Figure dataset records:
-- start --
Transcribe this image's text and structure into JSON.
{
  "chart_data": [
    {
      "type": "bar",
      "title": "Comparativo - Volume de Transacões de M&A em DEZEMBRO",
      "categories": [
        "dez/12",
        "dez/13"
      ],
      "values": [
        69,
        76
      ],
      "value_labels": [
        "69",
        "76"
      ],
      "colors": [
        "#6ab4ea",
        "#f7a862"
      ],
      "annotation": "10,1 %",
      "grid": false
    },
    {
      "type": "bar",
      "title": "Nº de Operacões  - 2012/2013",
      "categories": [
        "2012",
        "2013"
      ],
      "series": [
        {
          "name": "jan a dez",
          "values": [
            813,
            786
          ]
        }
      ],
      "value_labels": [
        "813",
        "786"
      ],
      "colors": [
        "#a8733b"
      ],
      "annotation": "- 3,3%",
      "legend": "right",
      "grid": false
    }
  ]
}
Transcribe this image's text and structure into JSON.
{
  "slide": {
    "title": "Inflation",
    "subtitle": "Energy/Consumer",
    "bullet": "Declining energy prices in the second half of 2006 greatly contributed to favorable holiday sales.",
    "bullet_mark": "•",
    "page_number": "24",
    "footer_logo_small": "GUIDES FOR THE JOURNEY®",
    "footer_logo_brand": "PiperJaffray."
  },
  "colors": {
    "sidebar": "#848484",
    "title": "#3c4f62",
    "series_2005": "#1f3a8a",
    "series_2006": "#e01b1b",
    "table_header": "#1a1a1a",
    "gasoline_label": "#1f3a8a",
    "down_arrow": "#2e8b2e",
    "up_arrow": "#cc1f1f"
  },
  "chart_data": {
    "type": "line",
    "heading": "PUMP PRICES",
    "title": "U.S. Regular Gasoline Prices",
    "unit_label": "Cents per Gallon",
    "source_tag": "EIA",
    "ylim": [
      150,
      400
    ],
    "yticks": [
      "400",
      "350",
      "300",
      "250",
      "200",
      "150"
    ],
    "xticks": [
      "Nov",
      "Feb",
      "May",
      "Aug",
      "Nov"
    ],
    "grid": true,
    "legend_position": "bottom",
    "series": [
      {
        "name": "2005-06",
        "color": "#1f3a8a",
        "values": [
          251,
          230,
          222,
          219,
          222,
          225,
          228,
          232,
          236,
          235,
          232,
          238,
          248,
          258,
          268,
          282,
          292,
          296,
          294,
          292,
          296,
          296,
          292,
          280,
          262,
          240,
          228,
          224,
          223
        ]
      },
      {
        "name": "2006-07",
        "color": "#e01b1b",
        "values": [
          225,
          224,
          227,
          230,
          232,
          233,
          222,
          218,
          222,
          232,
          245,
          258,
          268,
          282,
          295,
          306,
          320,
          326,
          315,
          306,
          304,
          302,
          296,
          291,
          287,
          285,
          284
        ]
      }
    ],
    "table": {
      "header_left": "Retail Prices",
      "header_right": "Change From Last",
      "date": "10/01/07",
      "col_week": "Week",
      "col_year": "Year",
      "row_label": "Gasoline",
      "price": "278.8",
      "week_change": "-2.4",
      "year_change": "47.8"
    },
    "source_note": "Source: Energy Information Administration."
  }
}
-- end --
Transcribe every entry exactly.

Transcribe this image's text and structure into JSON.
{
  "chart_data": [
    {
      "type": "bar",
      "title": "Comparativo - Volume de Transacões de M&A em DEZEMBRO",
      "categories": [
        "dez/12",
        "dez/13"
      ],
      "values": [
        69,
        76
      ],
      "value_labels": [
        "69",
        "76"
      ],
      "colors": [
        "#6ab4ea",
        "#f7a862"
      ],
      "annotation": "10,1 %",
      "grid": false
    },
    {
      "type": "bar",
      "title": "Nº de Operacões  - 2012/2013",
      "categories": [
        "2012",
        "2013"
      ],
      "series": [
        {
          "name": "jan a dez",
          "values": [
            813,
            786
          ]
        }
      ],
      "value_labels": [
        "813",
        "786"
      ],
      "colors": [
        "#a8733b"
      ],
      "annotation": "- 3,3%",
      "legend": "right",
      "grid": false
    }
  ]
}
Transcribe this image's text and structure into JSON.
{
  "slide": {
    "title": "Inflation",
    "subtitle": "Energy/Consumer",
    "bullet": "Declining energy prices in the second half of 2006 greatly contributed to favorable holiday sales.",
    "bullet_mark": "•",
    "page_number": "24",
    "footer_logo_small": "GUIDES FOR THE JOURNEY®",
    "footer_logo_brand": "PiperJaffray."
  },
  "colors": {
    "sidebar": "#848484",
    "title": "#3c4f62",
    "series_2005": "#1f3a8a",
    "series_2006": "#e01b1b",
    "table_header": "#1a1a1a",
    "gasoline_label": "#1f3a8a",
    "down_arrow": "#2e8b2e",
    "up_arrow": "#cc1f1f"
  },
  "chart_data": {
    "type": "line",
    "heading": "PUMP PRICES",
    "title": "U.S. Regular Gasoline Prices",
    "unit_label": "Cents per Gallon",
    "source_tag": "EIA",
    "ylim": [
      150,
      400
    ],
    "yticks": [
      "400",
      "350",
      "300",
      "250",
      "200",
      "150"
    ],
    "xticks": [
      "Nov",
      "Feb",
      "May",
      "Aug",
      "Nov"
    ],
    "grid": true,
    "legend_position": "bottom",
    "series": [
      {
        "name": "2005-06",
        "color": "#1f3a8a",
        "values": [
          251,
          230,
          222,
          219,
          222,
          225,
          228,
          232,
          236,
          235,
          232,
          238,
          248,
          258,
          268,
          282,
          292,
          296,
          294,
          292,
          296,
          296,
          292,
          280,
          262,
          240,
          228,
          224,
          223
        ]
      },
      {
        "name": "2006-07",
        "color": "#e01b1b",
        "values": [
          225,
          224,
          227,
          230,
          232,
          233,
          222,
          218,
          222,
          232,
          245,
          258,
          268,
          282,
          295,
          306,
          320,
          326,
          315,
          306,
          304,
          302,
          296,
          291,
          287,
          285,
          284
        ]
      }
    ],
    "table": {
      "header_left": "Retail Prices",
      "header_right": "Change From Last",
      "date": "10/01/07",
      "col_week": "Week",
      "col_year": "Year",
      "row_label": "Gasoline",
      "price": "278.8",
      "week_change": "-2.4",
      "year_change": "47.8"
    },
    "source_note": "Source: Energy Information Administration."
  }
}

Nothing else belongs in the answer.